* **WRITTEN EXERCISE**
Return all of the lines below exactly as they are.

# start of INPUT

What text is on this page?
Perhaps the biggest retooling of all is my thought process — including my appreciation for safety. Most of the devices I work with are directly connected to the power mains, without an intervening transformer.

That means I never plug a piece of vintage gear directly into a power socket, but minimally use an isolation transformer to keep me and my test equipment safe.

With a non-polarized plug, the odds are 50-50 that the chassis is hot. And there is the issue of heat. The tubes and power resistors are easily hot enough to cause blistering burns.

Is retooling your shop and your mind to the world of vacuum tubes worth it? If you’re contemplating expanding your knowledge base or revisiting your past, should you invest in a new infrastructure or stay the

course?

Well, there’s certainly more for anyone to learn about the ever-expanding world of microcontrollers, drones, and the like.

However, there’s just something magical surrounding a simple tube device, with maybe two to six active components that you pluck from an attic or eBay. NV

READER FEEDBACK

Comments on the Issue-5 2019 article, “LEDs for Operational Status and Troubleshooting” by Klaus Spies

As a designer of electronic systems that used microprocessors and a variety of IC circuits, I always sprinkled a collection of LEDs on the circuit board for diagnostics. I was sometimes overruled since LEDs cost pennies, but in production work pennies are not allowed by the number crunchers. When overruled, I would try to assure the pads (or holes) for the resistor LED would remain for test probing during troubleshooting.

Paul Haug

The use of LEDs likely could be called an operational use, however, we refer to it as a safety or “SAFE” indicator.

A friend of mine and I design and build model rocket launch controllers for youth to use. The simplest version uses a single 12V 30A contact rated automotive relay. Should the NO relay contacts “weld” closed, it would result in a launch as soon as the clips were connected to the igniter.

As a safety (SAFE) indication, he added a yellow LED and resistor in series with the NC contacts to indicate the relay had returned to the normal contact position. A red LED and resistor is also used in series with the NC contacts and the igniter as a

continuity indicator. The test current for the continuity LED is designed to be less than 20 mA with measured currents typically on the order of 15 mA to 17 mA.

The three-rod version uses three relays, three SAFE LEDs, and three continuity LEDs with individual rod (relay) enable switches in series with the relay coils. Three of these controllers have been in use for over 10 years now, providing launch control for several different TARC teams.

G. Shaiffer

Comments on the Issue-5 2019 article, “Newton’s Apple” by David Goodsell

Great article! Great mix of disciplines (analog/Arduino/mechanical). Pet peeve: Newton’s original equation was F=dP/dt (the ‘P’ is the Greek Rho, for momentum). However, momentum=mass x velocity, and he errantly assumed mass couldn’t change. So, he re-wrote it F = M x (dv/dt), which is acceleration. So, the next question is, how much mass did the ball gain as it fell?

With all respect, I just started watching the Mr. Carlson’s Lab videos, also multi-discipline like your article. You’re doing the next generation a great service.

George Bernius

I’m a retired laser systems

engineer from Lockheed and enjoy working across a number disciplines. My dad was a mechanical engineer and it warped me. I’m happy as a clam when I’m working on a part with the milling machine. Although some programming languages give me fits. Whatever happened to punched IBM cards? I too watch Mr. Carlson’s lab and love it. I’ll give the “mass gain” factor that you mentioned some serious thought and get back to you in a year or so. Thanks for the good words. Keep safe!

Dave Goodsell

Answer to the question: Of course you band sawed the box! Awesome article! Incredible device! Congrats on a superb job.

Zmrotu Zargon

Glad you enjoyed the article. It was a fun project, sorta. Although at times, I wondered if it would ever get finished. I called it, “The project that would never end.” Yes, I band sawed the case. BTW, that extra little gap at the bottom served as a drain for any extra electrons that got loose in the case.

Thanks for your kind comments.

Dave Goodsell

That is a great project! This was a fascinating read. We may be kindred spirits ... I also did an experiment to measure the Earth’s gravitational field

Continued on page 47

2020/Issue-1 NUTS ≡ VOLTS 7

# end of INPUT

* **TASK RESULT**
What text is on this page?
Perhaps the biggest retooling of all is my thought process — including my appreciation for safety. Most of the devices I work with are directly connected to the power mains, without an intervening transformer.

That means I never plug a piece of vintage gear directly into a power socket, but minimally use an isolation transformer to keep me and my test equipment safe.

With a non-polarized plug, the odds are 50-50 that the chassis is hot. And there is the issue of heat. The tubes and power resistors are easily hot enough to cause blistering burns.

Is retooling your shop and your mind to the world of vacuum tubes worth it? If you’re contemplating expanding your knowledge base or revisiting your past, should you invest in a new infrastructure or stay the

course?

Well, there’s certainly more for anyone to learn about the ever-expanding world of microcontrollers, drones, and the like.

However, there’s just something magical surrounding a simple tube device, with maybe two to six active components that you pluck from an attic or eBay. NV

READER FEEDBACK

Comments on the Issue-5 2019 article, “LEDs for Operational Status and Troubleshooting” by Klaus Spies

As a designer of electronic systems that used microprocessors and a variety of IC circuits, I always sprinkled a collection of LEDs on the circuit board for diagnostics. I was sometimes overruled since LEDs cost pennies, but in production work pennies are not allowed by the number crunchers. When overruled, I would try to assure the pads (or holes) for the resistor LED would remain for test probing during troubleshooting.

Paul Haug

The use of LEDs likely could be called an operational use, however, we refer to it as a safety or “SAFE” indicator.

A friend of mine and I design and build model rocket launch controllers for youth to use. The simplest version uses a single 12V 30A contact rated automotive relay. Should the NO relay contacts “weld” closed, it would result in a launch as soon as the clips were connected to the igniter.

As a safety (SAFE) indication, he added a yellow LED and resistor in series with the NC contacts to indicate the relay had returned to the normal contact position. A red LED and resistor is also used in series with the NC contacts and the igniter as a

continuity indicator. The test current for the continuity LED is designed to be less than 20 mA with measured currents typically on the order of 15 mA to 17 mA.

The three-rod version uses three relays, three SAFE LEDs, and three continuity LEDs with individual rod (relay) enable switches in series with the relay coils. Three of these controllers have been in use for over 10 years now, providing launch control for several different TARC teams.

G. Shaiffer

Comments on the Issue-5 2019 article, “Newton’s Apple” by David Goodsell

Great article! Great mix of disciplines (analog/Arduino/mechanical). Pet peeve: Newton’s original equation was F=dP/dt (the ‘P’ is the Greek Rho, for momentum). However, momentum=mass x velocity, and he errantly assumed mass couldn’t change. So, he re-wrote it F = M x (dv/dt), which is acceleration. So, the next question is, how much mass did the ball gain as it fell?

With all respect, I just started watching the Mr. Carlson’s Lab videos, also multi-discipline like your article. You’re doing the next generation a great service.

George Bernius

I’m a retired laser systems

engineer from Lockheed and enjoy working across a number disciplines. My dad was a mechanical engineer and it warped me. I’m happy as a clam when I’m working on a part with the milling machine. Although some programming languages give me fits. Whatever happened to punched IBM cards? I too watch Mr. Carlson’s lab and love it. I’ll give the “mass gain” factor that you mentioned some serious thought and get back to you in a year or so. Thanks for the good words. Keep safe!

Dave Goodsell

Answer to the question: Of course you band sawed the box! Awesome article! Incredible device! Congrats on a superb job.

Zmrotu Zargon

Glad you enjoyed the article. It was a fun project, sorta. Although at times, I wondered if it would ever get finished. I called it, “The project that would never end.” Yes, I band sawed the case. BTW, that extra little gap at the bottom served as a drain for any extra electrons that got loose in the case.

Thanks for your kind comments.

Dave Goodsell

That is a great project! This was a fascinating read. We may be kindred spirits ... I also did an experiment to measure the Earth’s gravitational field

Continued on page 47

2020/Issue-1 NUTS ≡ VOLTS 7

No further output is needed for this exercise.